> [DATASET ENTRIES]:
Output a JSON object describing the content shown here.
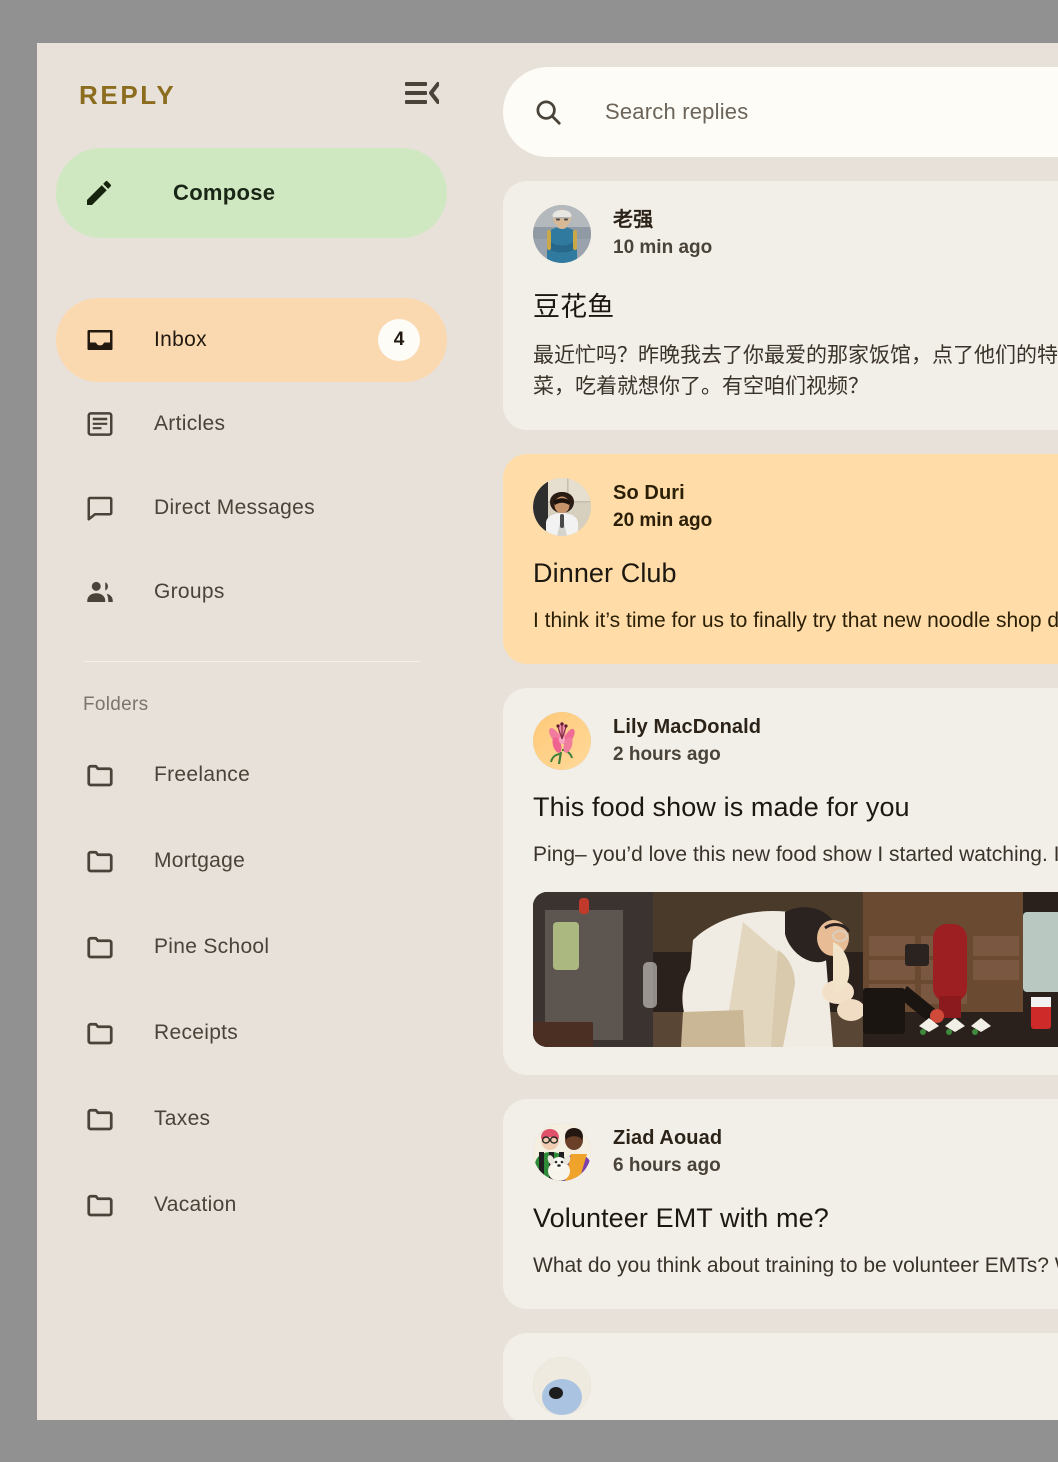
{
  "sidebar": {
    "brand": "REPLY",
    "menu_icon": "menu-collapse-icon",
    "compose": {
      "label": "Compose",
      "icon": "pencil-icon"
    },
    "nav_items": [
      {
        "label": "Inbox",
        "icon": "inbox-icon",
        "badge": "4",
        "active": true
      },
      {
        "label": "Articles",
        "icon": "article-icon",
        "badge": "",
        "active": false
      },
      {
        "label": "Direct Messages",
        "icon": "chat-bubble-icon",
        "badge": "",
        "active": false
      },
      {
        "label": "Groups",
        "icon": "people-icon",
        "badge": "",
        "active": false
      }
    ],
    "folders_label": "Folders",
    "folders": [
      {
        "label": "Freelance",
        "icon": "folder-icon"
      },
      {
        "label": "Mortgage",
        "icon": "folder-icon"
      },
      {
        "label": "Pine School",
        "icon": "folder-icon"
      },
      {
        "label": "Receipts",
        "icon": "folder-icon"
      },
      {
        "label": "Taxes",
        "icon": "folder-icon"
      },
      {
        "label": "Vacation",
        "icon": "folder-icon"
      }
    ]
  },
  "search": {
    "placeholder": "Search replies",
    "value": "",
    "icon": "search-icon"
  },
  "emails": [
    {
      "sender": "老强",
      "time": "10 min ago",
      "subject": "豆花鱼",
      "body": "最近忙吗？昨晚我去了你最爱的那家饭馆，点了他们的特色菜，吃着就想你了。有空咱们视频？",
      "avatar": "photo-man-blue-shirt",
      "highlight": false,
      "has_image": false
    },
    {
      "sender": "So Duri",
      "time": "20 min ago",
      "subject": "Dinner Club",
      "body": "I think it’s time for us to finally try that new noodle shop downtown that doesn’t use menus. Anyone else have other suggestions for dinner?",
      "avatar": "photo-person-white-top",
      "highlight": true,
      "has_image": false
    },
    {
      "sender": "Lily MacDonald",
      "time": "2 hours ago",
      "subject": "This food show is made for you",
      "body": "Ping– you’d love this new food show I started watching. It’s produced by a Thai drummer who started getting recognized for the amazing food.",
      "avatar": "illustration-pink-lily-flower",
      "highlight": false,
      "has_image": true,
      "image_alt": "chef-preparing-food-in-kitchen"
    },
    {
      "sender": "Ziad Aouad",
      "time": "6 hours ago",
      "subject": "Volunteer EMT with me?",
      "body": "What do you think about training to be volunteer EMTs? We could do it together for moral support. Think about it??",
      "avatar": "illustration-two-people-with-dog",
      "highlight": false,
      "has_image": false
    },
    {
      "sender": "",
      "time": "",
      "subject": "",
      "body": "",
      "avatar": "photo-partial",
      "highlight": false,
      "has_image": false
    }
  ],
  "colors": {
    "backdrop": "#919191",
    "sidebar_bg": "#E8E1D9",
    "card_bg": "#F2EFE9",
    "card_highlight_bg": "#FFDCA8",
    "compose_bg": "#CFE8C2",
    "nav_active_bg": "#FAD8B0",
    "brand_color": "#8C6D1F",
    "search_bg": "#FDFCF7"
  }
}
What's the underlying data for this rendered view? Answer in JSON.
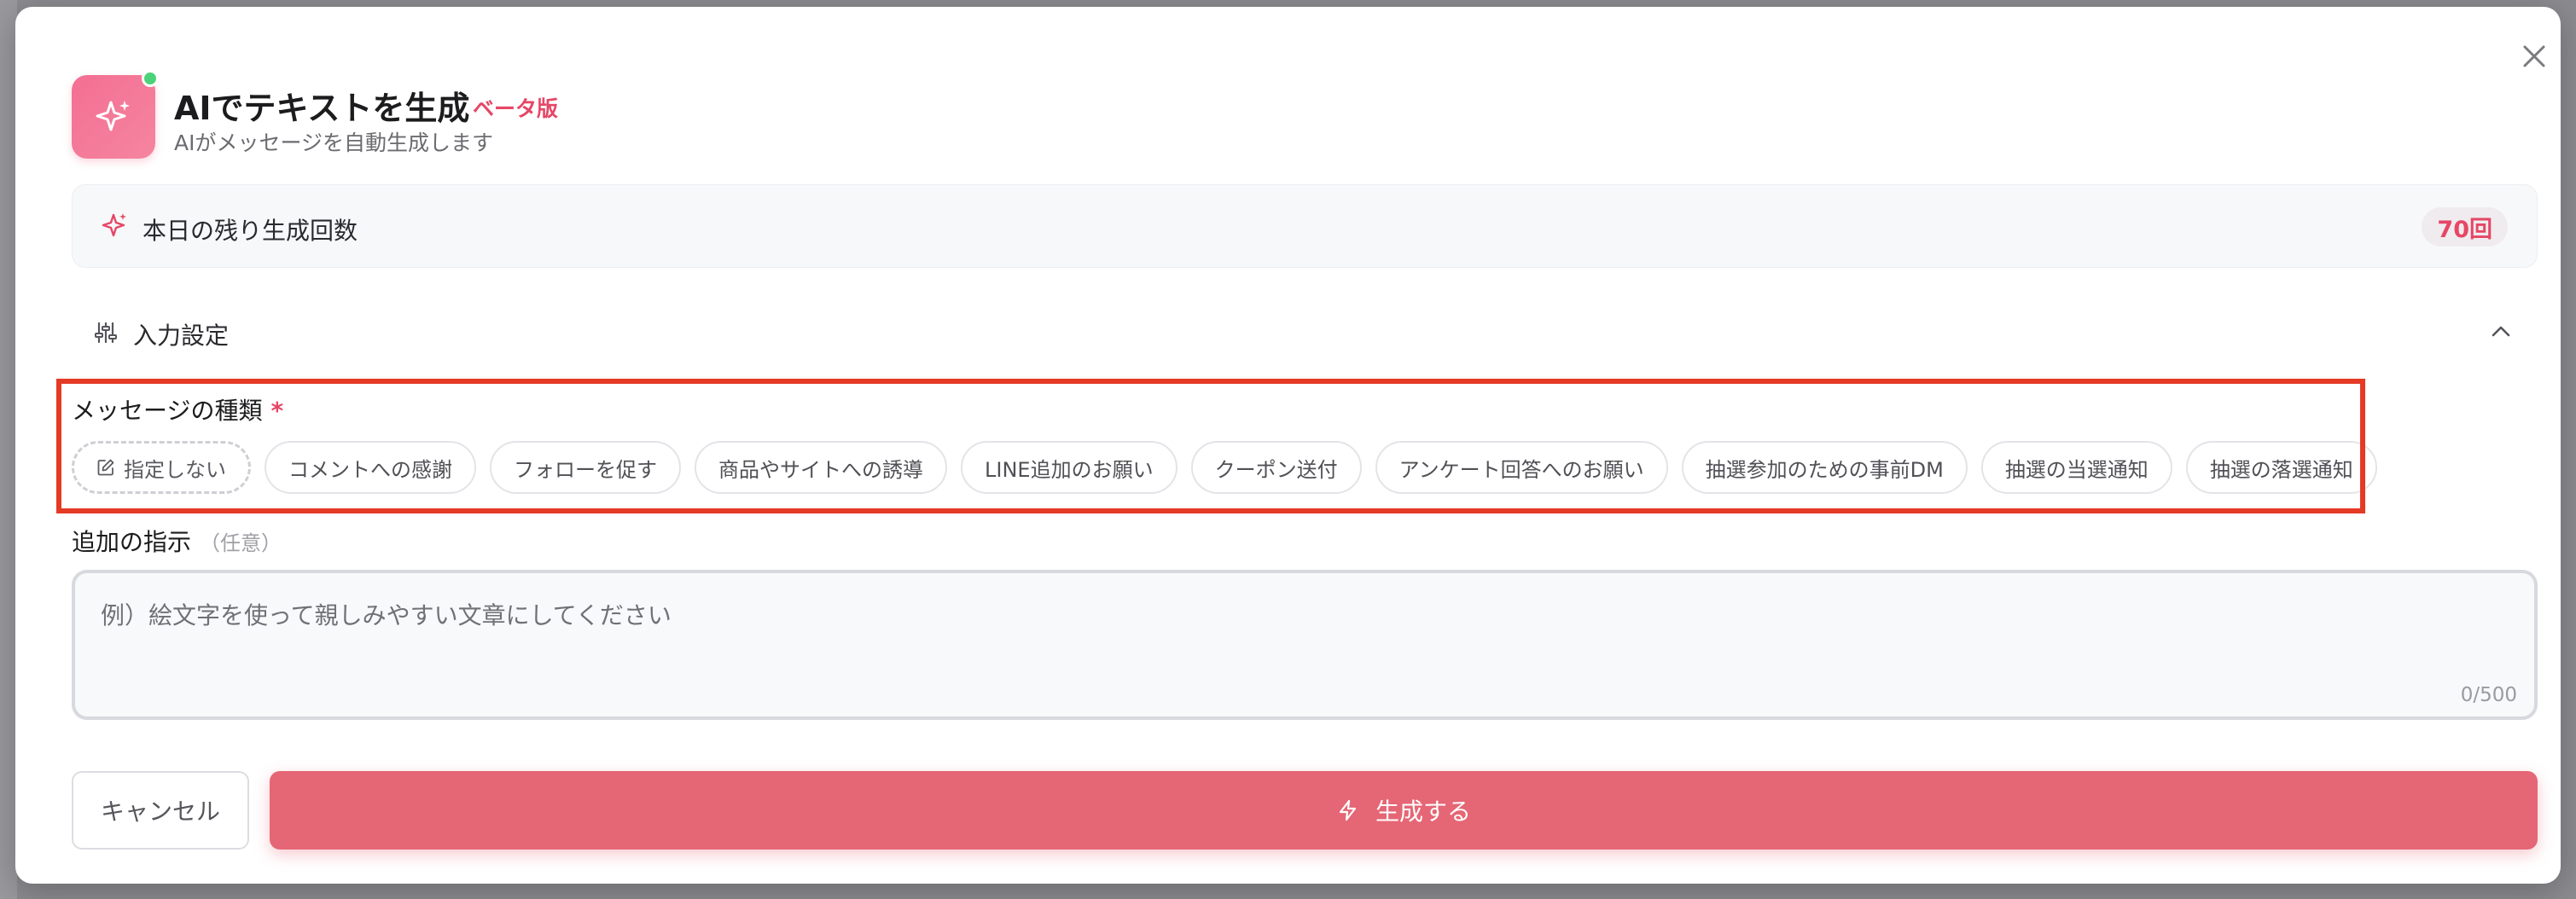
{
  "header": {
    "title": "AIでテキストを生成",
    "badge": "ベータ版",
    "subtitle": "AIがメッセージを自動生成します"
  },
  "quota": {
    "label": "本日の残り生成回数",
    "value": "70回"
  },
  "input_settings": {
    "label": "入力設定"
  },
  "message_type": {
    "label": "メッセージの種類",
    "required_mark": "*",
    "options": [
      "指定しない",
      "コメントへの感謝",
      "フォローを促す",
      "商品やサイトへの誘導",
      "LINE追加のお願い",
      "クーポン送付",
      "アンケート回答へのお願い",
      "抽選参加のための事前DM",
      "抽選の当選通知",
      "抽選の落選通知"
    ]
  },
  "extra_instruction": {
    "label": "追加の指示",
    "optional": "（任意）",
    "placeholder": "例）絵文字を使って親しみやすい文章にしてください",
    "counter": "0/500"
  },
  "actions": {
    "cancel": "キャンセル",
    "generate": "生成する"
  },
  "colors": {
    "accent": "#e54766",
    "primary_button": "#e56675",
    "highlight_border": "#e53a24"
  }
}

> [INSTRUCTIONS FOR THE TASK]: Return all lines of the material above in which the word "with" occurs.

> [RESULT OF THIS EXERCISE]:
      "subject": "Volunteer EMT with me?",
      "avatar": "illustration-two-people-with-dog",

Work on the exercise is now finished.